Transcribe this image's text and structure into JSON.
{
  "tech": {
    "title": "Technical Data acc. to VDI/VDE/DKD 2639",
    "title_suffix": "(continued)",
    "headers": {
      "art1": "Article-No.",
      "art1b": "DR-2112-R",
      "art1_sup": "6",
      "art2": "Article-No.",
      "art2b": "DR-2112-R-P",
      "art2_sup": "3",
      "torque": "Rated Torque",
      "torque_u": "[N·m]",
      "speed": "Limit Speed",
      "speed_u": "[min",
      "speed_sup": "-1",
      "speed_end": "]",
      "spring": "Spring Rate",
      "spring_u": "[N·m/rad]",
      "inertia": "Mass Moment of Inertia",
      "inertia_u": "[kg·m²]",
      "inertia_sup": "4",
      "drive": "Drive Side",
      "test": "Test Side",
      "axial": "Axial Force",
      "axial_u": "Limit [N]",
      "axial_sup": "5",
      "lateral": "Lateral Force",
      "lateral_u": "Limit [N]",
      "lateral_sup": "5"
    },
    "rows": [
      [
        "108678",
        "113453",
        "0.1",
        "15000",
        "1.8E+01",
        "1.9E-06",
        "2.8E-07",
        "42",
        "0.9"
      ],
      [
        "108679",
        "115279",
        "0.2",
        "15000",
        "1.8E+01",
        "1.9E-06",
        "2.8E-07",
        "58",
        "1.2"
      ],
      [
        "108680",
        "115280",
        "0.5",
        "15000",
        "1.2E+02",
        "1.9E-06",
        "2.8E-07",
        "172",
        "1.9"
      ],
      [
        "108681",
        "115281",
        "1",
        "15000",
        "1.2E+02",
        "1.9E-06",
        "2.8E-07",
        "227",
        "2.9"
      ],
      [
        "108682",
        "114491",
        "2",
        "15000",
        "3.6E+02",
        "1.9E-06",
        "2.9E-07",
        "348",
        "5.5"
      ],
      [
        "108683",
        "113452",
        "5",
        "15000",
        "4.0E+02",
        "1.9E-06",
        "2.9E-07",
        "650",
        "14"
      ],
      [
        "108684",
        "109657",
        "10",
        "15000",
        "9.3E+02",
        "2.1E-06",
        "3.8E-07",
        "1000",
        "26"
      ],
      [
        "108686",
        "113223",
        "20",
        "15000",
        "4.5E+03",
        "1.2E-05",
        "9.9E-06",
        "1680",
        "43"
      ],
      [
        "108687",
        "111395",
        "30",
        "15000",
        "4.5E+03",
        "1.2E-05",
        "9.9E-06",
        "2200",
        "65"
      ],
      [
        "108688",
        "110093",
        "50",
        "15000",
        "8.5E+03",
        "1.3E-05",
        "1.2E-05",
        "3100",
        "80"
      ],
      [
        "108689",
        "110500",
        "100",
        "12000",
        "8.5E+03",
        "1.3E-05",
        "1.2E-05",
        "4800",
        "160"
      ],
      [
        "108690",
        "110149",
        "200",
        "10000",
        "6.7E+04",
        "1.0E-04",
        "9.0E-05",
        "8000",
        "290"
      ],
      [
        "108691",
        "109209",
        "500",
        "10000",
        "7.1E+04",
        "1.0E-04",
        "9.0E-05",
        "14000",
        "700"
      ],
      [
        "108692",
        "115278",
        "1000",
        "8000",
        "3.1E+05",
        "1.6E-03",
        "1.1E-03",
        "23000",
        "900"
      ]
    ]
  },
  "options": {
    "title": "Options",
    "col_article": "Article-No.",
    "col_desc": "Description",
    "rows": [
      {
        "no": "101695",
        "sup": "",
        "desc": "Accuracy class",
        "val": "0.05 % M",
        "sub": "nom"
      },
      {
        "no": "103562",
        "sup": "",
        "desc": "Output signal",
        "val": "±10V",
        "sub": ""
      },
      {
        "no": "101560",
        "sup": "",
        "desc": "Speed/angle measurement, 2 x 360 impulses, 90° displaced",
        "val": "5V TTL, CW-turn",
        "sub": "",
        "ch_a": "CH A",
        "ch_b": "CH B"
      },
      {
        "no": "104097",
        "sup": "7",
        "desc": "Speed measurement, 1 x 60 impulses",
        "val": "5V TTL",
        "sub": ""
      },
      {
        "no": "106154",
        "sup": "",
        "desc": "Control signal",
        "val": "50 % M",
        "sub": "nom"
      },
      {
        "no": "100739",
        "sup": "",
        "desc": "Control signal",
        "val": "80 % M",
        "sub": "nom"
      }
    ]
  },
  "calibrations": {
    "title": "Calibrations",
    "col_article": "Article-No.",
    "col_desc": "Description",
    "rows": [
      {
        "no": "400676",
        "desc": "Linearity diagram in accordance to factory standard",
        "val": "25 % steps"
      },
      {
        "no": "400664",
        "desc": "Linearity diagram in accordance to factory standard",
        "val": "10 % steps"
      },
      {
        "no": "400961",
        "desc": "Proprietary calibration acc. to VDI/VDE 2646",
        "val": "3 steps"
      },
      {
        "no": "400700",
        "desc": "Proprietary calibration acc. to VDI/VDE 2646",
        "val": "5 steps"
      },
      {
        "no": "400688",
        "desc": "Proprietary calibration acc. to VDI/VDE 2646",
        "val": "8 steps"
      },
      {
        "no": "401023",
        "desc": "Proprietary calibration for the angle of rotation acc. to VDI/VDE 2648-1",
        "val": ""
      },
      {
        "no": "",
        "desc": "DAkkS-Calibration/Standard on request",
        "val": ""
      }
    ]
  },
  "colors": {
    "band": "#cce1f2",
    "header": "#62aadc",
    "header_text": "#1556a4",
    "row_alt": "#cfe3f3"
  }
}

* Written instruction *
Reproduce the material precisely, including every line.

* Full solution *
Transcribe this image's text and structure into JSON.
{
  "tech": {
    "title": "Technical Data acc. to VDI/VDE/DKD 2639",
    "title_suffix": "(continued)",
    "headers": {
      "art1": "Article-No.",
      "art1b": "DR-2112-R",
      "art1_sup": "6",
      "art2": "Article-No.",
      "art2b": "DR-2112-R-P",
      "art2_sup": "3",
      "torque": "Rated Torque",
      "torque_u": "[N·m]",
      "speed": "Limit Speed",
      "speed_u": "[min",
      "speed_sup": "-1",
      "speed_end": "]",
      "spring": "Spring Rate",
      "spring_u": "[N·m/rad]",
      "inertia": "Mass Moment of Inertia",
      "inertia_u": "[kg·m²]",
      "inertia_sup": "4",
      "drive": "Drive Side",
      "test": "Test Side",
      "axial": "Axial Force",
      "axial_u": "Limit [N]",
      "axial_sup": "5",
      "lateral": "Lateral Force",
      "lateral_u": "Limit [N]",
      "lateral_sup": "5"
    },
    "rows": [
      [
        "108678",
        "113453",
        "0.1",
        "15000",
        "1.8E+01",
        "1.9E-06",
        "2.8E-07",
        "42",
        "0.9"
      ],
      [
        "108679",
        "115279",
        "0.2",
        "15000",
        "1.8E+01",
        "1.9E-06",
        "2.8E-07",
        "58",
        "1.2"
      ],
      [
        "108680",
        "115280",
        "0.5",
        "15000",
        "1.2E+02",
        "1.9E-06",
        "2.8E-07",
        "172",
        "1.9"
      ],
      [
        "108681",
        "115281",
        "1",
        "15000",
        "1.2E+02",
        "1.9E-06",
        "2.8E-07",
        "227",
        "2.9"
      ],
      [
        "108682",
        "114491",
        "2",
        "15000",
        "3.6E+02",
        "1.9E-06",
        "2.9E-07",
        "348",
        "5.5"
      ],
      [
        "108683",
        "113452",
        "5",
        "15000",
        "4.0E+02",
        "1.9E-06",
        "2.9E-07",
        "650",
        "14"
      ],
      [
        "108684",
        "109657",
        "10",
        "15000",
        "9.3E+02",
        "2.1E-06",
        "3.8E-07",
        "1000",
        "26"
      ],
      [
        "108686",
        "113223",
        "20",
        "15000",
        "4.5E+03",
        "1.2E-05",
        "9.9E-06",
        "1680",
        "43"
      ],
      [
        "108687",
        "111395",
        "30",
        "15000",
        "4.5E+03",
        "1.2E-05",
        "9.9E-06",
        "2200",
        "65"
      ],
      [
        "108688",
        "110093",
        "50",
        "15000",
        "8.5E+03",
        "1.3E-05",
        "1.2E-05",
        "3100",
        "80"
      ],
      [
        "108689",
        "110500",
        "100",
        "12000",
        "8.5E+03",
        "1.3E-05",
        "1.2E-05",
        "4800",
        "160"
      ],
      [
        "108690",
        "110149",
        "200",
        "10000",
        "6.7E+04",
        "1.0E-04",
        "9.0E-05",
        "8000",
        "290"
      ],
      [
        "108691",
        "109209",
        "500",
        "10000",
        "7.1E+04",
        "1.0E-04",
        "9.0E-05",
        "14000",
        "700"
      ],
      [
        "108692",
        "115278",
        "1000",
        "8000",
        "3.1E+05",
        "1.6E-03",
        "1.1E-03",
        "23000",
        "900"
      ]
    ]
  },
  "options": {
    "title": "Options",
    "col_article": "Article-No.",
    "col_desc": "Description",
    "rows": [
      {
        "no": "101695",
        "sup": "",
        "desc": "Accuracy class",
        "val": "0.05 % M",
        "sub": "nom"
      },
      {
        "no": "103562",
        "sup": "",
        "desc": "Output signal",
        "val": "±10V",
        "sub": ""
      },
      {
        "no": "101560",
        "sup": "",
        "desc": "Speed/angle measurement, 2 x 360 impulses, 90° displaced",
        "val": "5V TTL, CW-turn",
        "sub": "",
        "ch_a": "CH A",
        "ch_b": "CH B"
      },
      {
        "no": "104097",
        "sup": "7",
        "desc": "Speed measurement, 1 x 60 impulses",
        "val": "5V TTL",
        "sub": ""
      },
      {
        "no": "106154",
        "sup": "",
        "desc": "Control signal",
        "val": "50 % M",
        "sub": "nom"
      },
      {
        "no": "100739",
        "sup": "",
        "desc": "Control signal",
        "val": "80 % M",
        "sub": "nom"
      }
    ]
  },
  "calibrations": {
    "title": "Calibrations",
    "col_article": "Article-No.",
    "col_desc": "Description",
    "rows": [
      {
        "no": "400676",
        "desc": "Linearity diagram in accordance to factory standard",
        "val": "25 % steps"
      },
      {
        "no": "400664",
        "desc": "Linearity diagram in accordance to factory standard",
        "val": "10 % steps"
      },
      {
        "no": "400961",
        "desc": "Proprietary calibration acc. to VDI/VDE 2646",
        "val": "3 steps"
      },
      {
        "no": "400700",
        "desc": "Proprietary calibration acc. to VDI/VDE 2646",
        "val": "5 steps"
      },
      {
        "no": "400688",
        "desc": "Proprietary calibration acc. to VDI/VDE 2646",
        "val": "8 steps"
      },
      {
        "no": "401023",
        "desc": "Proprietary calibration for the angle of rotation acc. to VDI/VDE 2648-1",
        "val": ""
      },
      {
        "no": "",
        "desc": "DAkkS-Calibration/Standard on request",
        "val": ""
      }
    ]
  },
  "colors": {
    "band": "#cce1f2",
    "header": "#62aadc",
    "header_text": "#1556a4",
    "row_alt": "#cfe3f3"
  }
}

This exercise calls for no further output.